= Exercise description =
Determine the number of lines in the listing below where the string "units" occurs; answer with the number alone.

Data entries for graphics
-------
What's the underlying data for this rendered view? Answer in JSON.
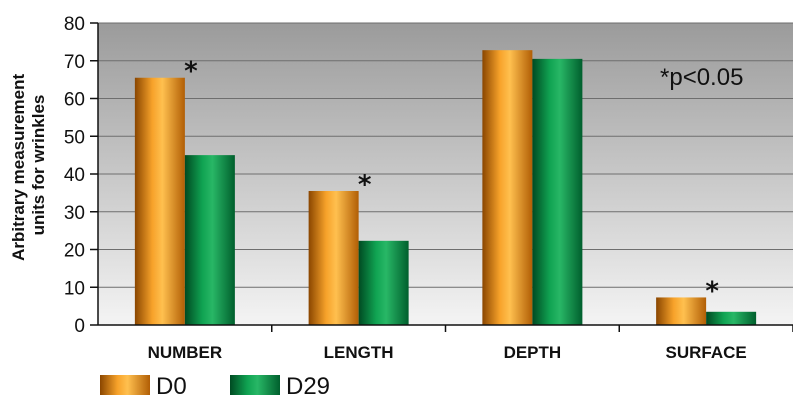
{
  "chart_data": {
    "type": "bar",
    "ylabel": "Arbitrary measurement units for wrinkles",
    "ylabel_lines": [
      "Arbitrary measurement",
      "units for wrinkles"
    ],
    "ylim": [
      0,
      80
    ],
    "yticks": [
      0,
      10,
      20,
      30,
      40,
      50,
      60,
      70,
      80
    ],
    "grid": true,
    "categories": [
      "NUMBER",
      "LENGTH",
      "DEPTH",
      "SURFACE"
    ],
    "series": [
      {
        "name": "D0",
        "values": [
          65.5,
          35.5,
          72.8,
          7.3
        ],
        "color": "#e8850f"
      },
      {
        "name": "D29",
        "values": [
          45,
          22.3,
          70.5,
          3.5
        ],
        "color": "#0e8c45"
      }
    ],
    "significance_marker": "*",
    "significant_categories": [
      "NUMBER",
      "LENGTH",
      "SURFACE"
    ],
    "annotation": "*p<0.05",
    "legend_position": "bottom-left"
  },
  "colors": {
    "plot_background_top": "#9b9b9b",
    "plot_background_bottom": "#f4f4f4",
    "gridline": "#6e6e6e",
    "axis": "#111111"
  }
}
-------
= Task response =
2